══ EXERCISE DATA

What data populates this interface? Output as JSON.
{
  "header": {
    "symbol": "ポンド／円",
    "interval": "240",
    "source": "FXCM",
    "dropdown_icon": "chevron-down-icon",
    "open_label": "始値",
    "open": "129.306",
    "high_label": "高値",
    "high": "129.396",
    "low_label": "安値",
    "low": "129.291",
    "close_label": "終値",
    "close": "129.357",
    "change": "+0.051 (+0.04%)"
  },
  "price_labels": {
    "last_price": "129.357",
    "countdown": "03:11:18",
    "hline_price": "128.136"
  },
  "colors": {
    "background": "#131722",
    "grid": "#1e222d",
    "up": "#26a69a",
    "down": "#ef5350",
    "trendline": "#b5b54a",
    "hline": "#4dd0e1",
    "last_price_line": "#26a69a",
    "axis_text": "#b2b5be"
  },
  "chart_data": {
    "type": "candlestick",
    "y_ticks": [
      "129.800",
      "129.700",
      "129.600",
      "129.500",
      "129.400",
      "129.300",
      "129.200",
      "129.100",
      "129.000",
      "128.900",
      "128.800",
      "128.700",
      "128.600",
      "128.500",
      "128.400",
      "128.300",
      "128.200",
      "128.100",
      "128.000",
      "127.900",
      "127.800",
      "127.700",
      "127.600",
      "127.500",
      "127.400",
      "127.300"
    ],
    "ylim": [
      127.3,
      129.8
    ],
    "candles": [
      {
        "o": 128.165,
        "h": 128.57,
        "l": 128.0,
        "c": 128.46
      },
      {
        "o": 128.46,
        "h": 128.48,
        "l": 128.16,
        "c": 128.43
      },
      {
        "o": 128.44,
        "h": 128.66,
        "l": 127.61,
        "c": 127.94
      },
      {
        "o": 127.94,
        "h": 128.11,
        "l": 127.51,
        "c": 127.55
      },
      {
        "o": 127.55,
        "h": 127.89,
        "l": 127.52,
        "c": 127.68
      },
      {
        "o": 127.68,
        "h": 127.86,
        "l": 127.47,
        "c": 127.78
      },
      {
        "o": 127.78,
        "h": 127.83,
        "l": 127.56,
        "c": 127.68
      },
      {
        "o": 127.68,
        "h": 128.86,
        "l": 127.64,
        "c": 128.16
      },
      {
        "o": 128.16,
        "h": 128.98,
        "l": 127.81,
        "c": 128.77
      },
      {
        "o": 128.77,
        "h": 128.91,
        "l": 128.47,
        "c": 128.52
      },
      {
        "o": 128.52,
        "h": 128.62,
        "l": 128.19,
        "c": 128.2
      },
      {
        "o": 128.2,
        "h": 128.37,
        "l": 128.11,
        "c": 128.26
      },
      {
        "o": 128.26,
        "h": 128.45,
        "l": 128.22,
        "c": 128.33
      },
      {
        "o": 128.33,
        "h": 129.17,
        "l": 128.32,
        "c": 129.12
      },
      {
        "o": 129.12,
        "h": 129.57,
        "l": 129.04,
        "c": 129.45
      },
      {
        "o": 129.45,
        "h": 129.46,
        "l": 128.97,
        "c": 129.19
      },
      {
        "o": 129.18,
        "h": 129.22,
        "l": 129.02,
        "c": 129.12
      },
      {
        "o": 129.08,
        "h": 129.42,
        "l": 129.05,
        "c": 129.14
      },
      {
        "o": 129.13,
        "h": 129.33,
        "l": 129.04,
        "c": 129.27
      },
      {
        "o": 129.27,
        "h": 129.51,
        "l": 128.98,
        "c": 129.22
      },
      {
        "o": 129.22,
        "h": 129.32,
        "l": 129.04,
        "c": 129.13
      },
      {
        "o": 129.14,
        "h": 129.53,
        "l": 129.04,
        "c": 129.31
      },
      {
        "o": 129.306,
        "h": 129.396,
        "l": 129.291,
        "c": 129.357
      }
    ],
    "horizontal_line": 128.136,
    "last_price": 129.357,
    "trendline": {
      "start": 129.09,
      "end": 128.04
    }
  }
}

════

> **PROBLEM DETAILS**
Repeat each record in full; every line must match exactly.

> **THE COMPLETED TASK**
What data populates this interface? Output as JSON.
{
  "header": {
    "symbol": "ポンド／円",
    "interval": "240",
    "source": "FXCM",
    "dropdown_icon": "chevron-down-icon",
    "open_label": "始値",
    "open": "129.306",
    "high_label": "高値",
    "high": "129.396",
    "low_label": "安値",
    "low": "129.291",
    "close_label": "終値",
    "close": "129.357",
    "change": "+0.051 (+0.04%)"
  },
  "price_labels": {
    "last_price": "129.357",
    "countdown": "03:11:18",
    "hline_price": "128.136"
  },
  "colors": {
    "background": "#131722",
    "grid": "#1e222d",
    "up": "#26a69a",
    "down": "#ef5350",
    "trendline": "#b5b54a",
    "hline": "#4dd0e1",
    "last_price_line": "#26a69a",
    "axis_text": "#b2b5be"
  },
  "chart_data": {
    "type": "candlestick",
    "y_ticks": [
      "129.800",
      "129.700",
      "129.600",
      "129.500",
      "129.400",
      "129.300",
      "129.200",
      "129.100",
      "129.000",
      "128.900",
      "128.800",
      "128.700",
      "128.600",
      "128.500",
      "128.400",
      "128.300",
      "128.200",
      "128.100",
      "128.000",
      "127.900",
      "127.800",
      "127.700",
      "127.600",
      "127.500",
      "127.400",
      "127.300"
    ],
    "ylim": [
      127.3,
      129.8
    ],
    "candles": [
      {
        "o": 128.165,
        "h": 128.57,
        "l": 128.0,
        "c": 128.46
      },
      {
        "o": 128.46,
        "h": 128.48,
        "l": 128.16,
        "c": 128.43
      },
      {
        "o": 128.44,
        "h": 128.66,
        "l": 127.61,
        "c": 127.94
      },
      {
        "o": 127.94,
        "h": 128.11,
        "l": 127.51,
        "c": 127.55
      },
      {
        "o": 127.55,
        "h": 127.89,
        "l": 127.52,
        "c": 127.68
      },
      {
        "o": 127.68,
        "h": 127.86,
        "l": 127.47,
        "c": 127.78
      },
      {
        "o": 127.78,
        "h": 127.83,
        "l": 127.56,
        "c": 127.68
      },
      {
        "o": 127.68,
        "h": 128.86,
        "l": 127.64,
        "c": 128.16
      },
      {
        "o": 128.16,
        "h": 128.98,
        "l": 127.81,
        "c": 128.77
      },
      {
        "o": 128.77,
        "h": 128.91,
        "l": 128.47,
        "c": 128.52
      },
      {
        "o": 128.52,
        "h": 128.62,
        "l": 128.19,
        "c": 128.2
      },
      {
        "o": 128.2,
        "h": 128.37,
        "l": 128.11,
        "c": 128.26
      },
      {
        "o": 128.26,
        "h": 128.45,
        "l": 128.22,
        "c": 128.33
      },
      {
        "o": 128.33,
        "h": 129.17,
        "l": 128.32,
        "c": 129.12
      },
      {
        "o": 129.12,
        "h": 129.57,
        "l": 129.04,
        "c": 129.45
      },
      {
        "o": 129.45,
        "h": 129.46,
        "l": 128.97,
        "c": 129.19
      },
      {
        "o": 129.18,
        "h": 129.22,
        "l": 129.02,
        "c": 129.12
      },
      {
        "o": 129.08,
        "h": 129.42,
        "l": 129.05,
        "c": 129.14
      },
      {
        "o": 129.13,
        "h": 129.33,
        "l": 129.04,
        "c": 129.27
      },
      {
        "o": 129.27,
        "h": 129.51,
        "l": 128.98,
        "c": 129.22
      },
      {
        "o": 129.22,
        "h": 129.32,
        "l": 129.04,
        "c": 129.13
      },
      {
        "o": 129.14,
        "h": 129.53,
        "l": 129.04,
        "c": 129.31
      },
      {
        "o": 129.306,
        "h": 129.396,
        "l": 129.291,
        "c": 129.357
      }
    ],
    "horizontal_line": 128.136,
    "last_price": 129.357,
    "trendline": {
      "start": 129.09,
      "end": 128.04
    }
  }
}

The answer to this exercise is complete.